### EXERCISE DESCRIPTION
Pick out each line with the word "Encoder" from the material that follows.

[Collected data entries]
= = = =

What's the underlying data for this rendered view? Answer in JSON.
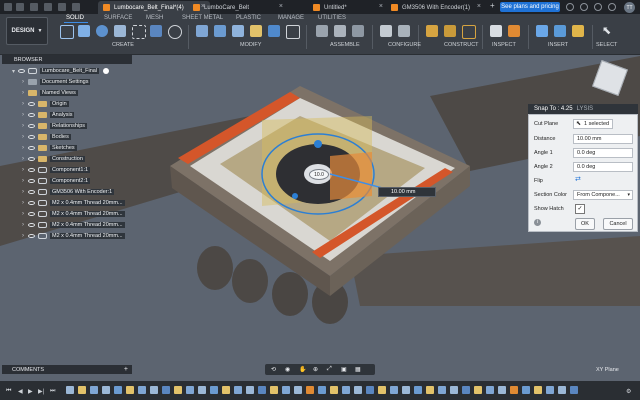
{
  "tabs": [
    {
      "label": "Lumbocare_Belt_Final*(4)",
      "active": true
    },
    {
      "label": "LumboCare_Belt",
      "active": false
    },
    {
      "label": "Untitled*",
      "active": false
    },
    {
      "label": "GM3506 With Encoder(1)",
      "active": false
    }
  ],
  "plans_button": "See plans and pricing",
  "avatar": "TT",
  "workspace": "DESIGN",
  "ws_tabs": [
    "SOLID",
    "SURFACE",
    "MESH",
    "SHEET METAL",
    "PLASTIC",
    "MANAGE",
    "UTILITIES"
  ],
  "groups": [
    "CREATE",
    "MODIFY",
    "ASSEMBLE",
    "CONFIGURE",
    "CONSTRUCT",
    "INSPECT",
    "INSERT",
    "SELECT"
  ],
  "browser": {
    "title": "BROWSER",
    "root": "Lumbocare_Belt_Final",
    "items": [
      "Document Settings",
      "Named Views",
      "Origin",
      "Analysis",
      "Relationships",
      "Bodies",
      "Sketches",
      "Construction",
      "Component1:1",
      "Component2:1",
      "GM3506 With Encoder:1",
      "M2 x 0.4mm Thread 20mm...",
      "M2 x 0.4mm Thread 20mm...",
      "M2 x 0.4mm Thread 20mm...",
      "M2 x 0.4mm Thread 20mm..."
    ]
  },
  "viewport": {
    "dim_label": "10.00 mm",
    "dial_label": "10.0"
  },
  "analysis": {
    "snap": "Snap To : 4.25",
    "header": "LYSIS",
    "cut_plane_label": "Cut Plane",
    "cut_plane_value": "1 selected",
    "distance_label": "Distance",
    "distance_value": "10.00 mm",
    "angle1_label": "Angle 1",
    "angle1_value": "0.0 deg",
    "angle2_label": "Angle 2",
    "angle2_value": "0.0 deg",
    "flip_label": "Flip",
    "section_color_label": "Section Color",
    "section_color_value": "From Compone...",
    "show_hatch_label": "Show Hatch",
    "ok": "OK",
    "cancel": "Cancel"
  },
  "comments": "COMMENTS",
  "status": "XY Plane",
  "colors": {
    "accent": "#1f72d6",
    "orange": "#f08a24",
    "belt": "#54504c",
    "device": "#8c7f73",
    "panel": "#eef0f2"
  }
}
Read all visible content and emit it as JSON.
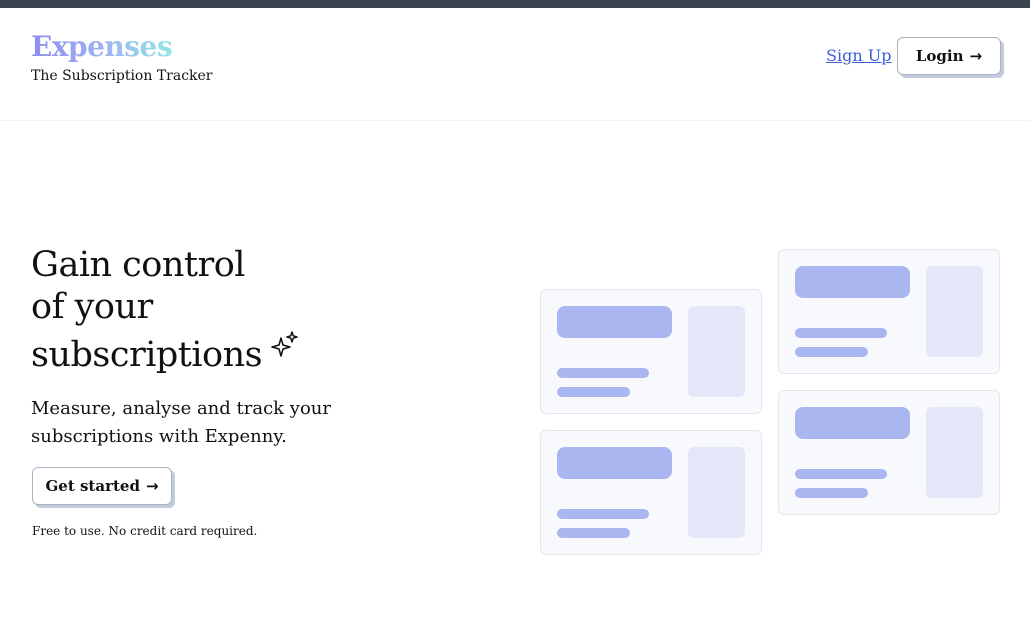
{
  "header": {
    "logo": "Expenses",
    "tagline": "The Subscription Tracker",
    "signup_label": "Sign Up",
    "login_label": "Login",
    "login_icon": "arrow-right-icon"
  },
  "hero": {
    "headline_line1": "Gain control",
    "headline_line2": "of your",
    "headline_line3": "subscriptions",
    "sparkle_icon": "sparkles-icon",
    "subhead": "Measure, analyse and track your subscriptions with Expenny.",
    "cta_label": "Get started",
    "cta_icon": "arrow-right-icon",
    "note": "Free to use. No credit card required."
  },
  "colors": {
    "topbar": "#3b4550",
    "link": "#3b5bdb",
    "skeleton_bar": "#a9b6f0",
    "skeleton_side": "#e3e7f8",
    "card_bg": "#f8f9fc"
  }
}
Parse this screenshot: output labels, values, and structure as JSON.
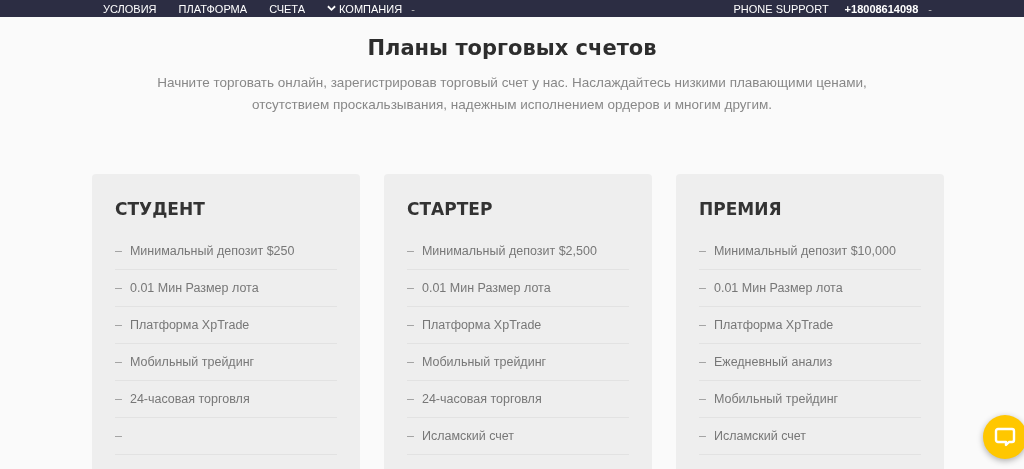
{
  "nav": {
    "links": [
      {
        "label": "УСЛОВИЯ",
        "caret": false
      },
      {
        "label": "ПЛАТФОРМА",
        "caret": false
      },
      {
        "label": "СЧЕТА",
        "caret": false
      },
      {
        "label": "КОМПАНИЯ",
        "caret": true,
        "suffix": "-"
      }
    ],
    "support_label": "PHONE SUPPORT",
    "phone": "+18008614098",
    "phone_suffix": "-"
  },
  "title": "Планы торговых счетов",
  "subtitle": "Начните торговать онлайн, зарегистрировав торговый счет у нас. Наслаждайтесь низкими плавающими ценами, отсутствием проскальзывания, надежным исполнением ордеров и многим другим.",
  "plans": [
    {
      "name": "СТУДЕНТ",
      "features": [
        {
          "marker": "–",
          "text": "Минимальный депозит $250"
        },
        {
          "marker": "–",
          "text": "0.01 Мин Размер лота"
        },
        {
          "marker": "–",
          "text": "Платформа XpTrade"
        },
        {
          "marker": "–",
          "text": "Мобильный трейдинг"
        },
        {
          "marker": "–",
          "text": "24-часовая торговля"
        },
        {
          "marker": "–"
        }
      ]
    },
    {
      "name": "СТАРТЕР",
      "features": [
        {
          "marker": "–",
          "text": "Минимальный депозит $2,500"
        },
        {
          "marker": "–",
          "text": "0.01 Мин Размер лота"
        },
        {
          "marker": "–",
          "text": "Платформа XpTrade"
        },
        {
          "marker": "–",
          "text": "Мобильный трейдинг"
        },
        {
          "marker": "–",
          "text": "24-часовая торговля"
        },
        {
          "marker": "–",
          "text": "Исламский счет"
        }
      ]
    },
    {
      "name": "ПРЕМИЯ",
      "features": [
        {
          "marker": "–",
          "text": "Минимальный депозит $10,000"
        },
        {
          "marker": "–",
          "text": "0.01 Мин Размер лота"
        },
        {
          "marker": "–",
          "text": "Платформа XpTrade"
        },
        {
          "marker": "–",
          "text": "Ежедневный анализ"
        },
        {
          "marker": "–",
          "text": "Мобильный трейдинг"
        },
        {
          "marker": "–",
          "text": "Исламский счет"
        }
      ]
    }
  ]
}
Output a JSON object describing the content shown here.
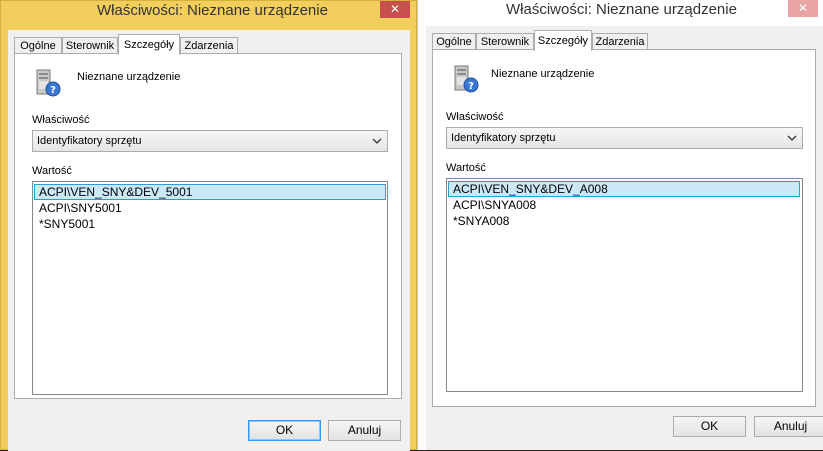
{
  "windows": {
    "left": {
      "title": "Właściwości: Nieznane urządzenie",
      "close_glyph": "✕",
      "tabs": [
        "Ogólne",
        "Sterownik",
        "Szczegóły",
        "Zdarzenia"
      ],
      "active_tab": "Szczegóły",
      "device_name": "Nieznane urządzenie",
      "property_label": "Właściwość",
      "property_value": "Identyfikatory sprzętu",
      "value_label": "Wartość",
      "values": [
        "ACPI\\VEN_SNY&DEV_5001",
        "ACPI\\SNY5001",
        "*SNY5001"
      ],
      "selected_index": 0,
      "ok_label": "OK",
      "cancel_label": "Anuluj"
    },
    "right": {
      "title": "Właściwości: Nieznane urządzenie",
      "close_glyph": "✕",
      "tabs": [
        "Ogólne",
        "Sterownik",
        "Szczegóły",
        "Zdarzenia"
      ],
      "active_tab": "Szczegóły",
      "device_name": "Nieznane urządzenie",
      "property_label": "Właściwość",
      "property_value": "Identyfikatory sprzętu",
      "value_label": "Wartość",
      "values": [
        "ACPI\\VEN_SNY&DEV_A008",
        "ACPI\\SNYA008",
        "*SNYA008"
      ],
      "selected_index": 0,
      "ok_label": "OK",
      "cancel_label": "Anuluj"
    }
  },
  "colors": {
    "left_frame": "#f2cf5c",
    "right_frame": "#ffffff",
    "close_button": "#c7504c",
    "selection_fill": "#cce8f6",
    "selection_border": "#26a0da"
  }
}
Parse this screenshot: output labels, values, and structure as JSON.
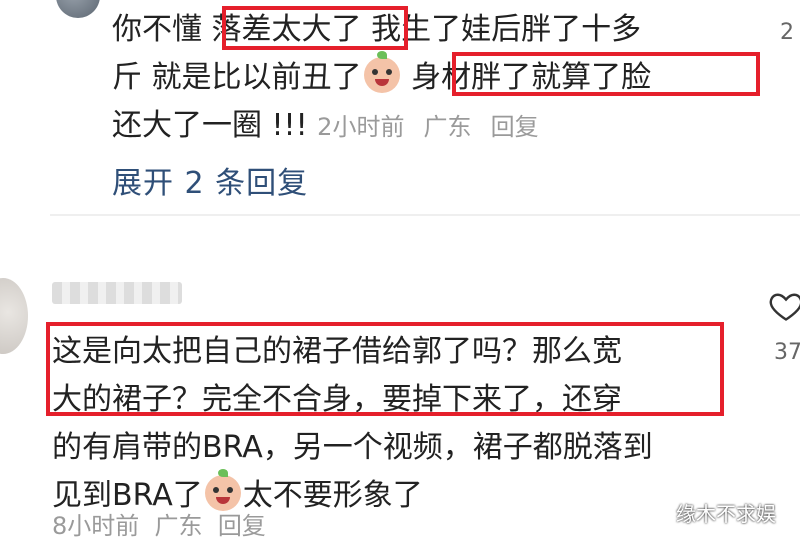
{
  "reply": {
    "line1_prefix": "你不懂 ",
    "highlight1": "落差太大了",
    "line1_suffix": " 我生了娃后胖了十多",
    "line2_prefix": "斤  就是比以前丑了",
    "highlight2": " 身材胖了就算了脸",
    "line3": "还大了一圈 !!!",
    "time": "2小时前",
    "location": "广东",
    "reply_label": "回复",
    "side_count": "2"
  },
  "expand_label": "展开 2 条回复",
  "comment": {
    "highlight_line1": "这是向太把自己的裙子借给郭了吗？那么宽",
    "highlight_line2": "大的裙子？完全不合身，要掉下来了，还穿",
    "line3": "的有肩带的BRA，另一个视频，裙子都脱落到",
    "line4_prefix": "见到BRA了",
    "line4_suffix": "太不要形象了",
    "time": "8小时前",
    "location": "广东",
    "reply_label": "回复",
    "like_count": "37"
  },
  "watermark": "缘木不求娱",
  "colors": {
    "highlight_border": "#e51f2b",
    "link": "#2f4f78",
    "meta": "#9a9a9a"
  },
  "icons": {
    "emoji": "crying-face-emoji",
    "like": "heart-outline-icon"
  }
}
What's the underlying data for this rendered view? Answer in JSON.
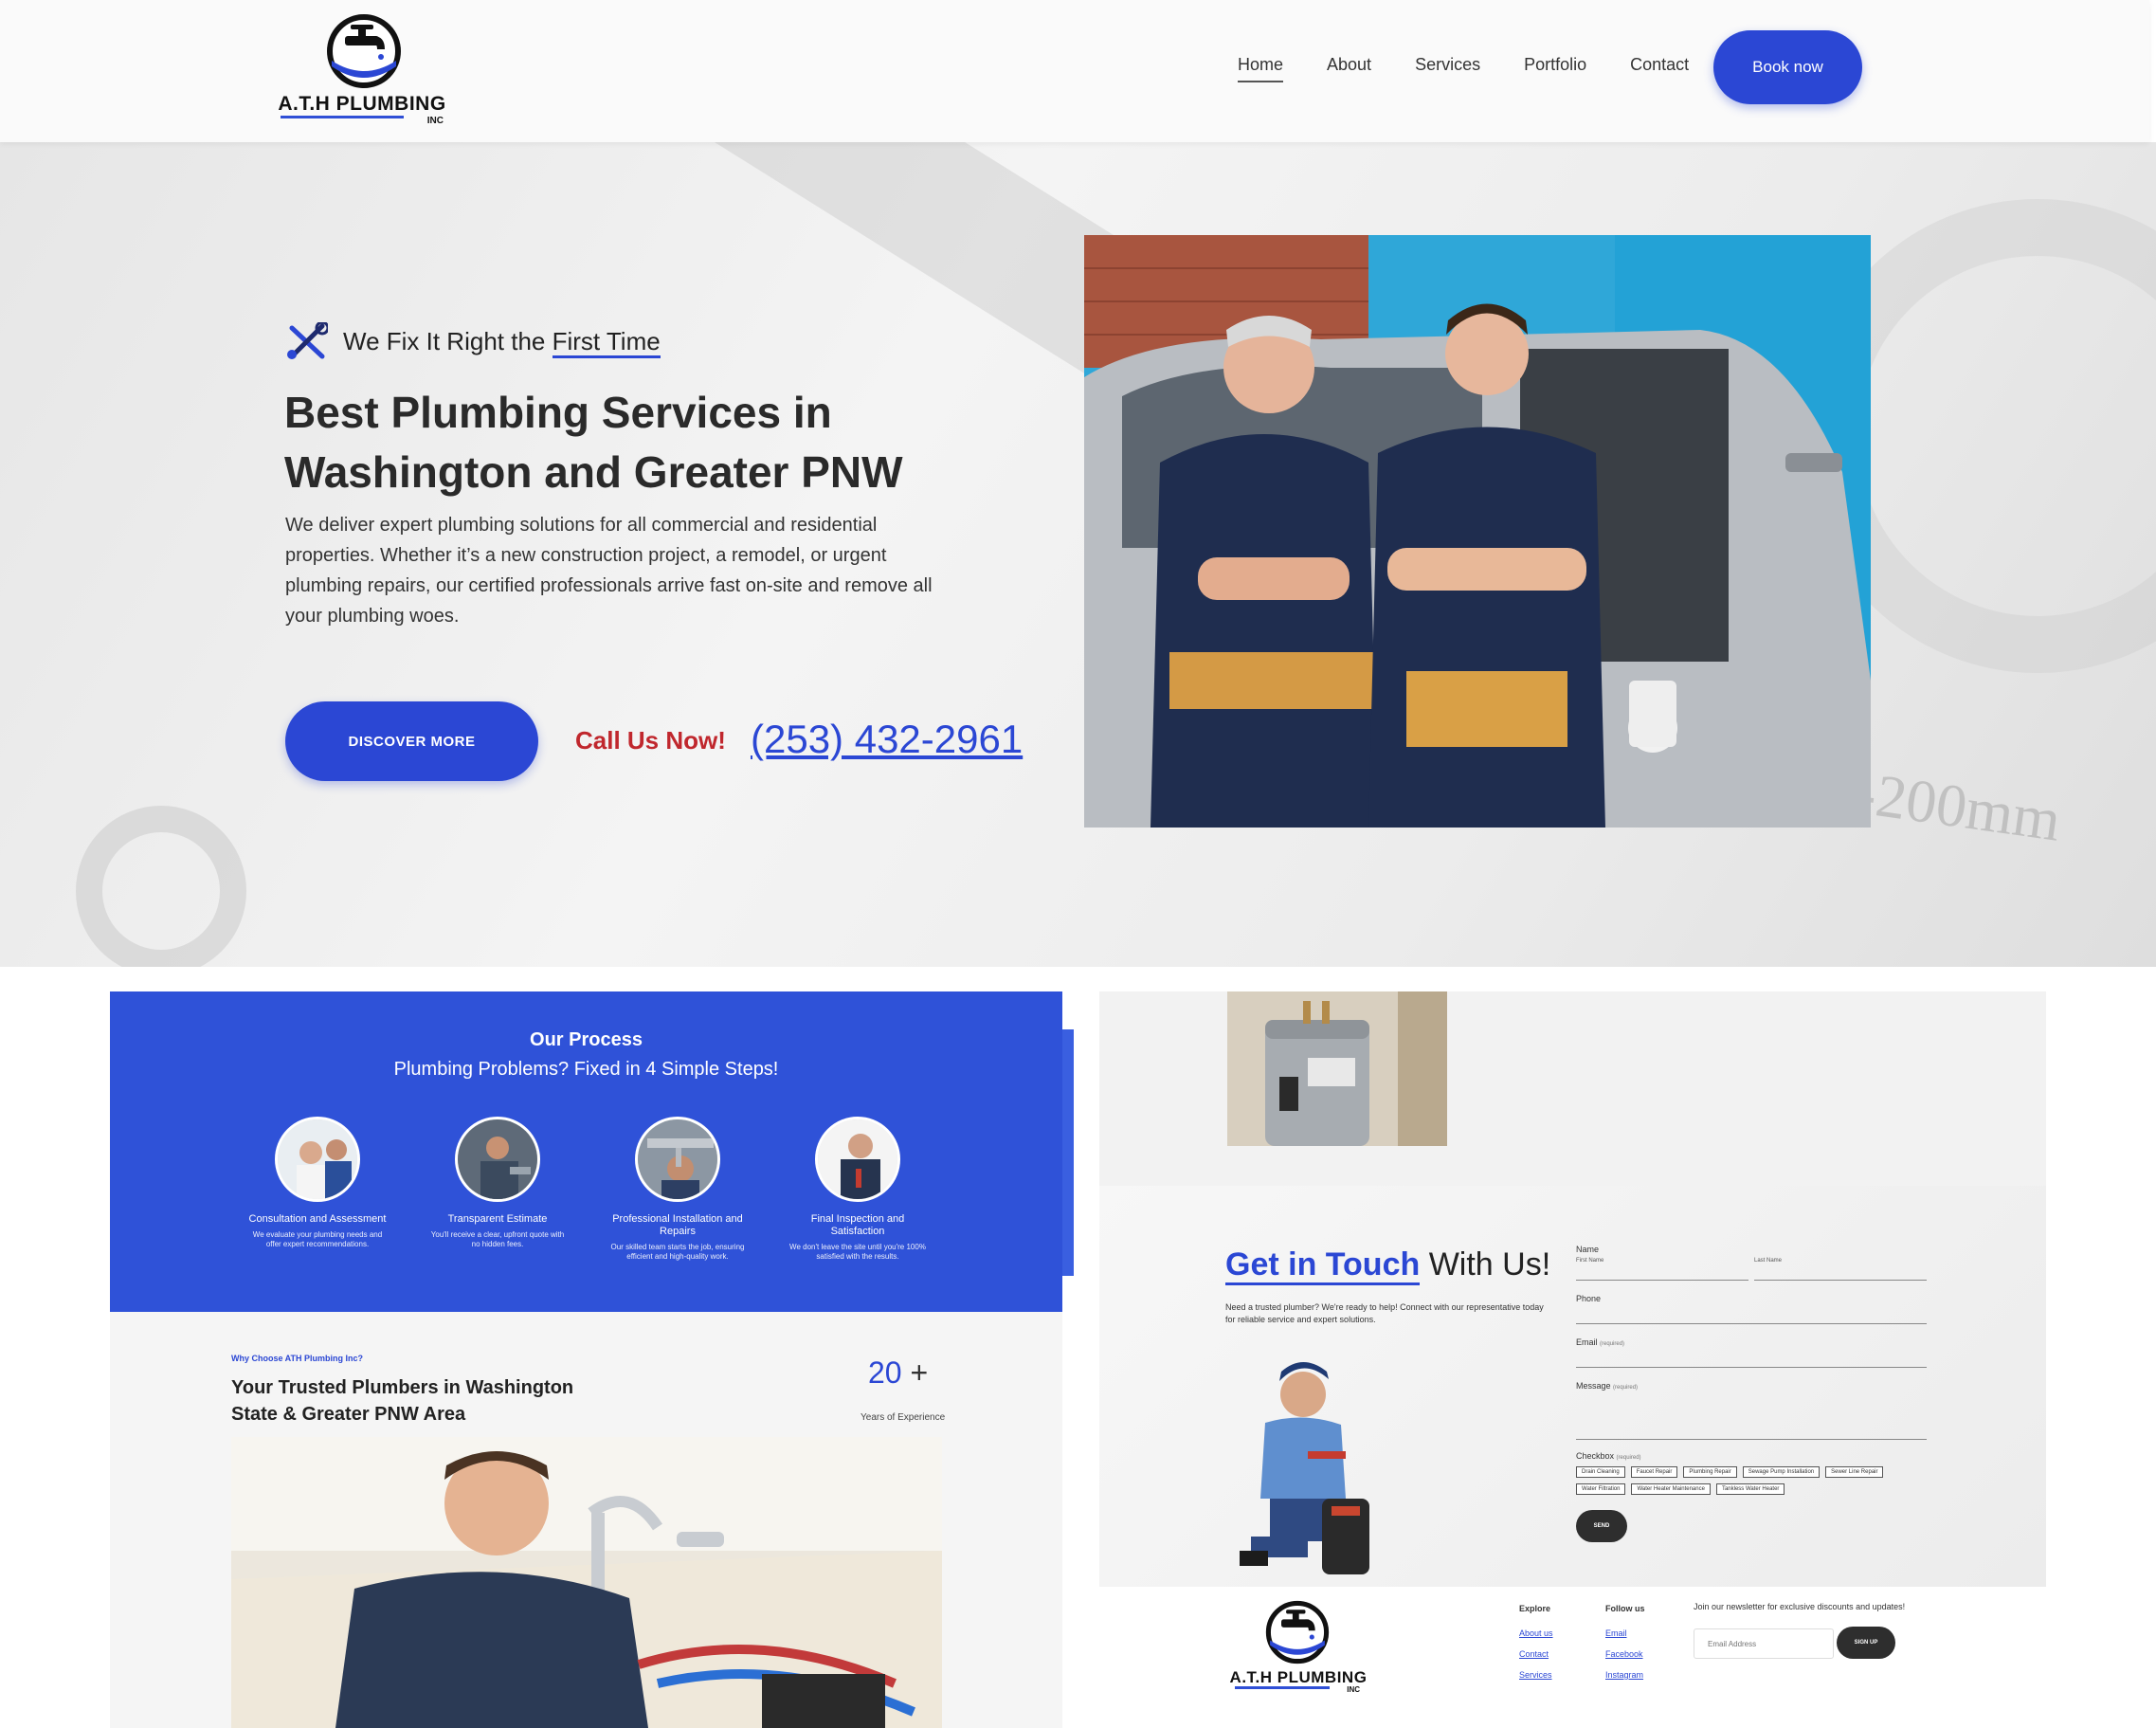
{
  "brand": {
    "name": "A.T.H PLUMBING",
    "suffix": "INC"
  },
  "nav": {
    "items": [
      "Home",
      "About",
      "Services",
      "Portfolio",
      "Contact"
    ],
    "active": "Home",
    "cta": "Book now"
  },
  "hero": {
    "tagline_prefix": "We Fix It Right the ",
    "tagline_highlight": "First Time",
    "title": "Best Plumbing Services in Washington and Greater PNW",
    "description": "We deliver expert plumbing solutions for all commercial and residential properties. Whether it’s a new construction project, a remodel, or urgent plumbing repairs, our certified professionals arrive fast on-site and remove all your plumbing woes.",
    "discover_label": "DISCOVER MORE",
    "call_label": "Call Us Now!",
    "phone": "(253) 432-2961",
    "ruler_text": "3\"-200mm"
  },
  "process": {
    "title": "Our Process",
    "subtitle": "Plumbing Problems? Fixed in 4 Simple Steps!",
    "steps": [
      {
        "title": "Consultation and Assessment",
        "desc": "We evaluate your plumbing needs and offer expert recommendations."
      },
      {
        "title": "Transparent Estimate",
        "desc": "You'll receive a clear, upfront quote with no hidden fees."
      },
      {
        "title": "Professional Installation and Repairs",
        "desc": "Our skilled team starts the job, ensuring efficient and high-quality work."
      },
      {
        "title": "Final Inspection and Satisfaction",
        "desc": "We don't leave the site until you're 100% satisfied with the results."
      }
    ]
  },
  "trusted": {
    "label": "Why Choose ATH Plumbing Inc?",
    "title": "Your Trusted Plumbers in Washington State & Greater PNW Area",
    "years_value": "20",
    "years_plus": "+",
    "years_label": "Years of Experience"
  },
  "contact": {
    "title_blue": "Get in Touch",
    "title_rest": " With Us!",
    "description": "Need a trusted plumber? We're ready to help! Connect with our representative today for reliable service and expert solutions.",
    "form": {
      "name_label": "Name",
      "first_name": "First Name",
      "last_name": "Last Name",
      "phone_label": "Phone",
      "email_label": "Email",
      "message_label": "Message",
      "checkbox_label": "Checkbox",
      "required": "(required)",
      "checkbox_options": [
        "Drain Cleaning",
        "Faucet Repair",
        "Plumbing Repair",
        "Sewage Pump Installation",
        "Sewer Line Repair",
        "Water Filtration",
        "Water Heater Maintenance",
        "Tankless Water Heater"
      ],
      "send_label": "SEND"
    }
  },
  "footer": {
    "explore_title": "Explore",
    "explore_links": [
      "About us",
      "Contact",
      "Services"
    ],
    "follow_title": "Follow us",
    "follow_links": [
      "Email",
      "Facebook",
      "Instagram"
    ],
    "newsletter_text": "Join our newsletter for exclusive discounts and updates!",
    "email_placeholder": "Email Address",
    "signup_label": "SIGN UP"
  },
  "colors": {
    "accent": "#2b47d4",
    "call": "#c0272d",
    "dark": "#2e2e2e"
  }
}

= = = =

### REPLY
      "label": "GM3506 With Encoder(1)",
      "GM3506 With Encoder:1",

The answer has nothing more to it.